WRITTEN TASK
Each entry should be quoted word for word, including every mark of punctuation.
┌─ INPUT
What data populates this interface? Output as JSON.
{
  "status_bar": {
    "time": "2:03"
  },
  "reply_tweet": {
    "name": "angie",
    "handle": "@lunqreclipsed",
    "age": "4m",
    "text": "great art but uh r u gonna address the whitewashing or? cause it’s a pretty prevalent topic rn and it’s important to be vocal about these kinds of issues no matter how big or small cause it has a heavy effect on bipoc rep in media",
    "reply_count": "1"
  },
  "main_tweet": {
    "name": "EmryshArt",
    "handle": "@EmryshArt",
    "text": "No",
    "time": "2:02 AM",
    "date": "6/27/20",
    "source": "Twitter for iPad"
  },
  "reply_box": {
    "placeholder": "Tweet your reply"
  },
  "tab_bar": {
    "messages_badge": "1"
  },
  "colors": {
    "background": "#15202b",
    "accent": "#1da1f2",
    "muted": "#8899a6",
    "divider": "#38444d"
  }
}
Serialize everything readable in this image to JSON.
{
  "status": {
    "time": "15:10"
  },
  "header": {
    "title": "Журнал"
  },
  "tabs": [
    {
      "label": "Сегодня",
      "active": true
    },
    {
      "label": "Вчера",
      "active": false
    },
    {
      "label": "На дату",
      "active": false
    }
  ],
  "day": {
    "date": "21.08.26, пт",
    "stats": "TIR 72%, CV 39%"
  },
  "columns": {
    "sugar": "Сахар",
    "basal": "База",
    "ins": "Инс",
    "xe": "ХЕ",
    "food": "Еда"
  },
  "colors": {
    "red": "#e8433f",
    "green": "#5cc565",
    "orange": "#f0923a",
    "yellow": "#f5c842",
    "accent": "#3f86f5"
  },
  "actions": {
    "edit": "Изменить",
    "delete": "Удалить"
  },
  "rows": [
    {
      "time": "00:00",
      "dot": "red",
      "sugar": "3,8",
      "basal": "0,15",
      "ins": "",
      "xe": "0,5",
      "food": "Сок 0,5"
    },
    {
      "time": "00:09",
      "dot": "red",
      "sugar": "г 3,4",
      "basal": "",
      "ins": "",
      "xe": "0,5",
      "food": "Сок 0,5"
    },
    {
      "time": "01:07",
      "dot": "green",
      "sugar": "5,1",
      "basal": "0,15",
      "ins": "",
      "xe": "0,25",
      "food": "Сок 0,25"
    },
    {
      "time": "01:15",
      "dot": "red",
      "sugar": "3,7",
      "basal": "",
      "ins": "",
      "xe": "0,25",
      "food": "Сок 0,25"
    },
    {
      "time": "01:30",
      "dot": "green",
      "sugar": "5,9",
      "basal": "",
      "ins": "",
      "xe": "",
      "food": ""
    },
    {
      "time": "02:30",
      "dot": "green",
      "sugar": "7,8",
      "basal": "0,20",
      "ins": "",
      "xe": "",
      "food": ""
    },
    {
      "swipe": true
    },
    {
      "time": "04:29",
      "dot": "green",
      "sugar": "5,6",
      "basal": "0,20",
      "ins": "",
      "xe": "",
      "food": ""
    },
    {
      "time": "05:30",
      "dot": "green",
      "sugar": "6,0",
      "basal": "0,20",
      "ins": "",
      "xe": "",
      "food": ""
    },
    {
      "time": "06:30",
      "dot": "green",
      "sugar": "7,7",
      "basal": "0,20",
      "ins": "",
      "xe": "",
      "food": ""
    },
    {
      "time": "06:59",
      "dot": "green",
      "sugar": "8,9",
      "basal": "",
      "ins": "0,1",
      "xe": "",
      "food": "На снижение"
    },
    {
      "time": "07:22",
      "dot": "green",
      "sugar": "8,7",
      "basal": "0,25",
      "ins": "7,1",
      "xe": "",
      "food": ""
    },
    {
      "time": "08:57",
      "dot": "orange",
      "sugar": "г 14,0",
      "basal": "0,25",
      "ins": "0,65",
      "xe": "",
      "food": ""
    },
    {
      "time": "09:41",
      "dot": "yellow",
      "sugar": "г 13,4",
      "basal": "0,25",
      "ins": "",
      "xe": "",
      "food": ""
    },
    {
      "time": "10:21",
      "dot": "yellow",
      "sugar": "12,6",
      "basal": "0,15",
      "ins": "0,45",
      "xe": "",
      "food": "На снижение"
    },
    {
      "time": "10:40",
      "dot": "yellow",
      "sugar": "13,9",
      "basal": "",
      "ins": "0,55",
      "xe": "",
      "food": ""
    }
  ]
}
└─
FINISHED TASK
What data populates this interface? Output as JSON.
{
  "status_bar": {
    "time": "2:03"
  },
  "reply_tweet": {
    "name": "angie",
    "handle": "@lunqreclipsed",
    "age": "4m",
    "text": "great art but uh r u gonna address the whitewashing or? cause it’s a pretty prevalent topic rn and it’s important to be vocal about these kinds of issues no matter how big or small cause it has a heavy effect on bipoc rep in media",
    "reply_count": "1"
  },
  "main_tweet": {
    "name": "EmryshArt",
    "handle": "@EmryshArt",
    "text": "No",
    "time": "2:02 AM",
    "date": "6/27/20",
    "source": "Twitter for iPad"
  },
  "reply_box": {
    "placeholder": "Tweet your reply"
  },
  "tab_bar": {
    "messages_badge": "1"
  },
  "colors": {
    "background": "#15202b",
    "accent": "#1da1f2",
    "muted": "#8899a6",
    "divider": "#38444d"
  }
}
Serialize everything readable in this image to JSON.
{
  "status": {
    "time": "15:10"
  },
  "header": {
    "title": "Журнал"
  },
  "tabs": [
    {
      "label": "Сегодня",
      "active": true
    },
    {
      "label": "Вчера",
      "active": false
    },
    {
      "label": "На дату",
      "active": false
    }
  ],
  "day": {
    "date": "21.08.26, пт",
    "stats": "TIR 72%, CV 39%"
  },
  "columns": {
    "sugar": "Сахар",
    "basal": "База",
    "ins": "Инс",
    "xe": "ХЕ",
    "food": "Еда"
  },
  "colors": {
    "red": "#e8433f",
    "green": "#5cc565",
    "orange": "#f0923a",
    "yellow": "#f5c842",
    "accent": "#3f86f5"
  },
  "actions": {
    "edit": "Изменить",
    "delete": "Удалить"
  },
  "rows": [
    {
      "time": "00:00",
      "dot": "red",
      "sugar": "3,8",
      "basal": "0,15",
      "ins": "",
      "xe": "0,5",
      "food": "Сок 0,5"
    },
    {
      "time": "00:09",
      "dot": "red",
      "sugar": "г 3,4",
      "basal": "",
      "ins": "",
      "xe": "0,5",
      "food": "Сок 0,5"
    },
    {
      "time": "01:07",
      "dot": "green",
      "sugar": "5,1",
      "basal": "0,15",
      "ins": "",
      "xe": "0,25",
      "food": "Сок 0,25"
    },
    {
      "time": "01:15",
      "dot": "red",
      "sugar": "3,7",
      "basal": "",
      "ins": "",
      "xe": "0,25",
      "food": "Сок 0,25"
    },
    {
      "time": "01:30",
      "dot": "green",
      "sugar": "5,9",
      "basal": "",
      "ins": "",
      "xe": "",
      "food": ""
    },
    {
      "time": "02:30",
      "dot": "green",
      "sugar": "7,8",
      "basal": "0,20",
      "ins": "",
      "xe": "",
      "food": ""
    },
    {
      "swipe": true
    },
    {
      "time": "04:29",
      "dot": "green",
      "sugar": "5,6",
      "basal": "0,20",
      "ins": "",
      "xe": "",
      "food": ""
    },
    {
      "time": "05:30",
      "dot": "green",
      "sugar": "6,0",
      "basal": "0,20",
      "ins": "",
      "xe": "",
      "food": ""
    },
    {
      "time": "06:30",
      "dot": "green",
      "sugar": "7,7",
      "basal": "0,20",
      "ins": "",
      "xe": "",
      "food": ""
    },
    {
      "time": "06:59",
      "dot": "green",
      "sugar": "8,9",
      "basal": "",
      "ins": "0,1",
      "xe": "",
      "food": "На снижение"
    },
    {
      "time": "07:22",
      "dot": "green",
      "sugar": "8,7",
      "basal": "0,25",
      "ins": "7,1",
      "xe": "",
      "food": ""
    },
    {
      "time": "08:57",
      "dot": "orange",
      "sugar": "г 14,0",
      "basal": "0,25",
      "ins": "0,65",
      "xe": "",
      "food": ""
    },
    {
      "time": "09:41",
      "dot": "yellow",
      "sugar": "г 13,4",
      "basal": "0,25",
      "ins": "",
      "xe": "",
      "food": ""
    },
    {
      "time": "10:21",
      "dot": "yellow",
      "sugar": "12,6",
      "basal": "0,15",
      "ins": "0,45",
      "xe": "",
      "food": "На снижение"
    },
    {
      "time": "10:40",
      "dot": "yellow",
      "sugar": "13,9",
      "basal": "",
      "ins": "0,55",
      "xe": "",
      "food": ""
    }
  ]
}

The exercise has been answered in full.